**SUPPLIED DATA**:
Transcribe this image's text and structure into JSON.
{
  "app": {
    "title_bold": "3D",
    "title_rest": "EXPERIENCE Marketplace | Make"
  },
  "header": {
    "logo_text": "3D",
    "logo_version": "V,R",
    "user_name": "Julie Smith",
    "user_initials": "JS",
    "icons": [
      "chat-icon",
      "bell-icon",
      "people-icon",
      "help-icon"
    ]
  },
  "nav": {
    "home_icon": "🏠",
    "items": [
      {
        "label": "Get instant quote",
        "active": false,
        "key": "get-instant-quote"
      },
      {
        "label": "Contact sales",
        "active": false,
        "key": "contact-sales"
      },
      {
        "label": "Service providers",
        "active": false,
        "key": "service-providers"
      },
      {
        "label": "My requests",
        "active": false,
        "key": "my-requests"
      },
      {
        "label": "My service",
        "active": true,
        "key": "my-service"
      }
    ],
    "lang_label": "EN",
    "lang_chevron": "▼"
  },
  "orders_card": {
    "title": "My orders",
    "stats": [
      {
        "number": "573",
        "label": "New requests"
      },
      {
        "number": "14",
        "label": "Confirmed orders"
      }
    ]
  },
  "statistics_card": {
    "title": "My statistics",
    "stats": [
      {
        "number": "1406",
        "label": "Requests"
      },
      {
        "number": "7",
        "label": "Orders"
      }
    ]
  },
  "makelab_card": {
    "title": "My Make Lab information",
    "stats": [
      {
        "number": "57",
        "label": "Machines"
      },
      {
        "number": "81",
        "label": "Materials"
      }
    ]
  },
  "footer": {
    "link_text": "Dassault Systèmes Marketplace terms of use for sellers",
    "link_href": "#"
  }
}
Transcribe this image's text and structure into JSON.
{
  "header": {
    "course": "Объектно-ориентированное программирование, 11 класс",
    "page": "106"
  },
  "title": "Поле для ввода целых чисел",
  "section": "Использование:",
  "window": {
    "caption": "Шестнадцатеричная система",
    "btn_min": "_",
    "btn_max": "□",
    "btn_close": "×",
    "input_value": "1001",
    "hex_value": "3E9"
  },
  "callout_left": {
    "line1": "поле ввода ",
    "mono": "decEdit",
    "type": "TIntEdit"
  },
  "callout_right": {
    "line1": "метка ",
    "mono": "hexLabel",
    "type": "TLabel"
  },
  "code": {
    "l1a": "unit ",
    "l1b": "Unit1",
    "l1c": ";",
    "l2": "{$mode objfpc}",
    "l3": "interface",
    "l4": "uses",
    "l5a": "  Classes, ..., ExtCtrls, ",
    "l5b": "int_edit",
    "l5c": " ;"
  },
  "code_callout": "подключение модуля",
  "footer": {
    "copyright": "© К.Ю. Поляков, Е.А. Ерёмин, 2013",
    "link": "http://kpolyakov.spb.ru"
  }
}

**SHORT TASK**: Copy out each record, keeping every word as it is.

**RESULT FOR THIS TASK**:
Transcribe this image's text and structure into JSON.
{
  "app": {
    "title_bold": "3D",
    "title_rest": "EXPERIENCE Marketplace | Make"
  },
  "header": {
    "logo_text": "3D",
    "logo_version": "V,R",
    "user_name": "Julie Smith",
    "user_initials": "JS",
    "icons": [
      "chat-icon",
      "bell-icon",
      "people-icon",
      "help-icon"
    ]
  },
  "nav": {
    "home_icon": "🏠",
    "items": [
      {
        "label": "Get instant quote",
        "active": false,
        "key": "get-instant-quote"
      },
      {
        "label": "Contact sales",
        "active": false,
        "key": "contact-sales"
      },
      {
        "label": "Service providers",
        "active": false,
        "key": "service-providers"
      },
      {
        "label": "My requests",
        "active": false,
        "key": "my-requests"
      },
      {
        "label": "My service",
        "active": true,
        "key": "my-service"
      }
    ],
    "lang_label": "EN",
    "lang_chevron": "▼"
  },
  "orders_card": {
    "title": "My orders",
    "stats": [
      {
        "number": "573",
        "label": "New requests"
      },
      {
        "number": "14",
        "label": "Confirmed orders"
      }
    ]
  },
  "statistics_card": {
    "title": "My statistics",
    "stats": [
      {
        "number": "1406",
        "label": "Requests"
      },
      {
        "number": "7",
        "label": "Orders"
      }
    ]
  },
  "makelab_card": {
    "title": "My Make Lab information",
    "stats": [
      {
        "number": "57",
        "label": "Machines"
      },
      {
        "number": "81",
        "label": "Materials"
      }
    ]
  },
  "footer": {
    "link_text": "Dassault Systèmes Marketplace terms of use for sellers",
    "link_href": "#"
  }
}
Transcribe this image's text and structure into JSON.
{
  "header": {
    "course": "Объектно-ориентированное программирование, 11 класс",
    "page": "106"
  },
  "title": "Поле для ввода целых чисел",
  "section": "Использование:",
  "window": {
    "caption": "Шестнадцатеричная система",
    "btn_min": "_",
    "btn_max": "□",
    "btn_close": "×",
    "input_value": "1001",
    "hex_value": "3E9"
  },
  "callout_left": {
    "line1": "поле ввода ",
    "mono": "decEdit",
    "type": "TIntEdit"
  },
  "callout_right": {
    "line1": "метка ",
    "mono": "hexLabel",
    "type": "TLabel"
  },
  "code": {
    "l1a": "unit ",
    "l1b": "Unit1",
    "l1c": ";",
    "l2": "{$mode objfpc}",
    "l3": "interface",
    "l4": "uses",
    "l5a": "  Classes, ..., ExtCtrls, ",
    "l5b": "int_edit",
    "l5c": " ;"
  },
  "code_callout": "подключение модуля",
  "footer": {
    "copyright": "© К.Ю. Поляков, Е.А. Ерёмин, 2013",
    "link": "http://kpolyakov.spb.ru"
  }
}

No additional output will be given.